:: To do ::
Scan the data below for the string "this". Copy every line where it appears.

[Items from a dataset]
============================================================

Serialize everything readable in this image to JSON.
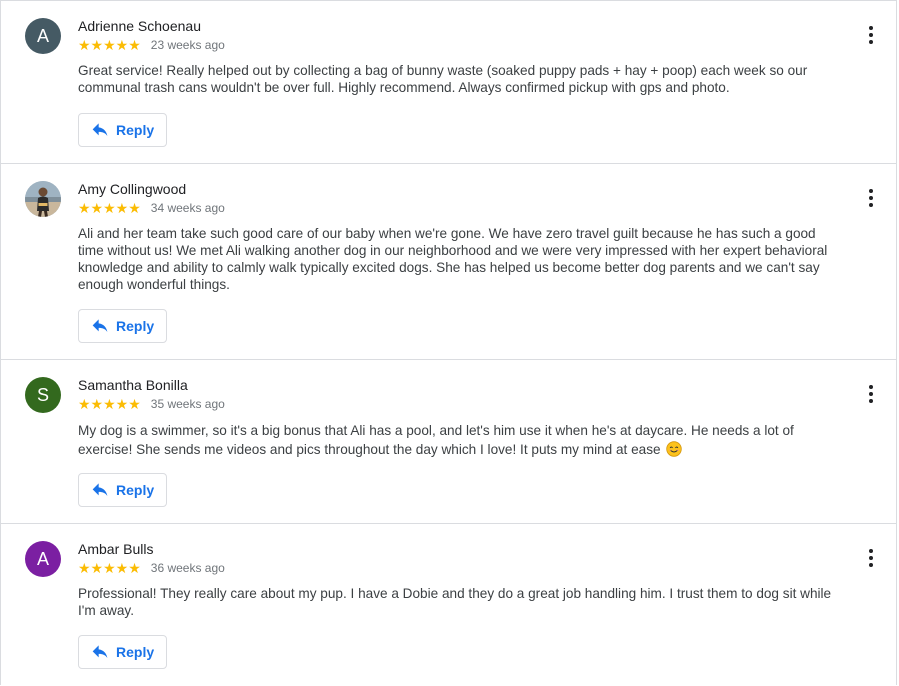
{
  "reviews": [
    {
      "name": "Adrienne Schoenau",
      "avatar_letter": "A",
      "avatar_color": "#455a64",
      "avatar_type": "letter",
      "stars": "★★★★★",
      "rating": 5,
      "time": "23 weeks ago",
      "text": "Great service! Really helped out by collecting a bag of bunny waste (soaked puppy pads + hay + poop) each week so our communal trash cans wouldn't be over full. Highly recommend. Always confirmed pickup with gps and photo.",
      "reply_label": "Reply"
    },
    {
      "name": "Amy Collingwood",
      "avatar_letter": "",
      "avatar_color": "#8d9aa6",
      "avatar_type": "photo",
      "stars": "★★★★★",
      "rating": 5,
      "time": "34 weeks ago",
      "text": "Ali and her team take such good care of our baby when we're gone. We have zero travel guilt because he has such a good time without us! We met Ali walking another dog in our neighborhood and we were very impressed with her expert behavioral knowledge and ability to calmly walk typically excited dogs. She has helped us become better dog parents and we can't say enough wonderful things.",
      "reply_label": "Reply"
    },
    {
      "name": "Samantha Bonilla",
      "avatar_letter": "S",
      "avatar_color": "#33691e",
      "avatar_type": "letter",
      "stars": "★★★★★",
      "rating": 5,
      "time": "35 weeks ago",
      "text": "My dog is a swimmer, so it's a big bonus that Ali has a pool, and let's him use it when he's at daycare. He needs a lot of exercise! She sends me videos and pics throughout the day which I love! It puts my mind at ease",
      "emoji": "smiling-face-emoji",
      "reply_label": "Reply"
    },
    {
      "name": "Ambar Bulls",
      "avatar_letter": "A",
      "avatar_color": "#7b1fa2",
      "avatar_type": "letter",
      "stars": "★★★★★",
      "rating": 5,
      "time": "36 weeks ago",
      "text": "Professional! They really care about my pup. I have a Dobie and they do a great job handling him. I trust them to dog sit while I'm away.",
      "reply_label": "Reply"
    }
  ],
  "colors": {
    "star": "#fbbc04",
    "link_blue": "#1a73e8",
    "divider": "#dadce0"
  },
  "icons": {
    "menu": "more-vert-icon",
    "reply": "reply-arrow-icon"
  }
}
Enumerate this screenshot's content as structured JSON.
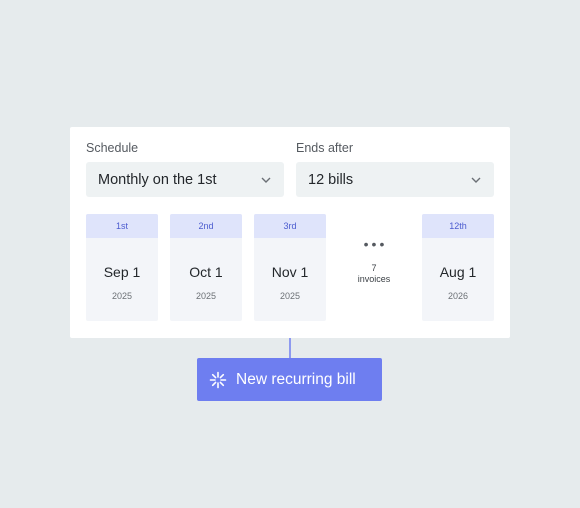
{
  "schedule": {
    "label": "Schedule",
    "value": "Monthly on the 1st",
    "icon": "chevron-down-icon"
  },
  "ends_after": {
    "label": "Ends after",
    "value": "12 bills",
    "icon": "chevron-down-icon"
  },
  "bills": [
    {
      "ordinal": "1st",
      "date": "Sep 1",
      "year": "2025"
    },
    {
      "ordinal": "2nd",
      "date": "Oct 1",
      "year": "2025"
    },
    {
      "ordinal": "3rd",
      "date": "Nov 1",
      "year": "2025"
    },
    {
      "ordinal": "12th",
      "date": "Aug 1",
      "year": "2026"
    }
  ],
  "gap": {
    "dots": "•••",
    "count": "7",
    "unit": "invoices"
  },
  "cta": {
    "label": "New recurring bill",
    "icon": "sparkle-icon"
  },
  "colors": {
    "background": "#e6ebed",
    "accent": "#6e7ef0",
    "card_header": "#dfe4fb",
    "card_header_text": "#4c5ccf"
  }
}
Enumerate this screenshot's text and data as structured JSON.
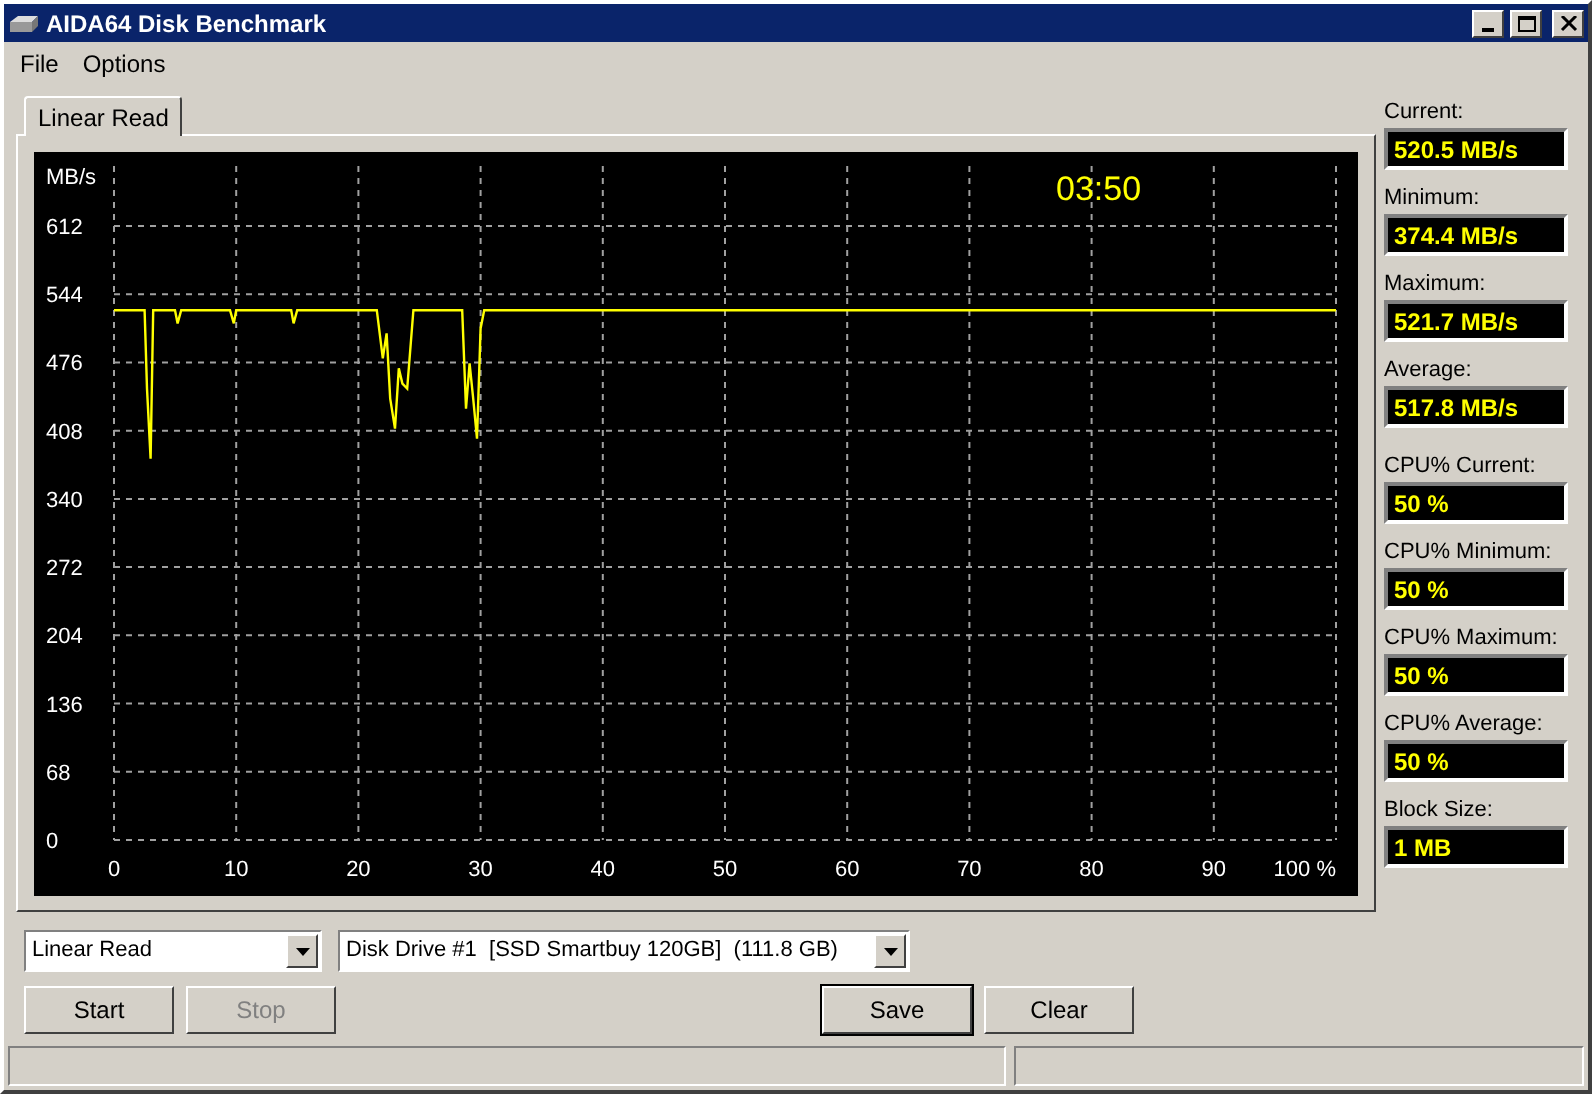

============================================================

:: Task solution ::
Serialize everything readable in this image to JSON.
Enumerate this screenshot's content as structured JSON.
Enumerate this screenshot's text and data as structured JSON.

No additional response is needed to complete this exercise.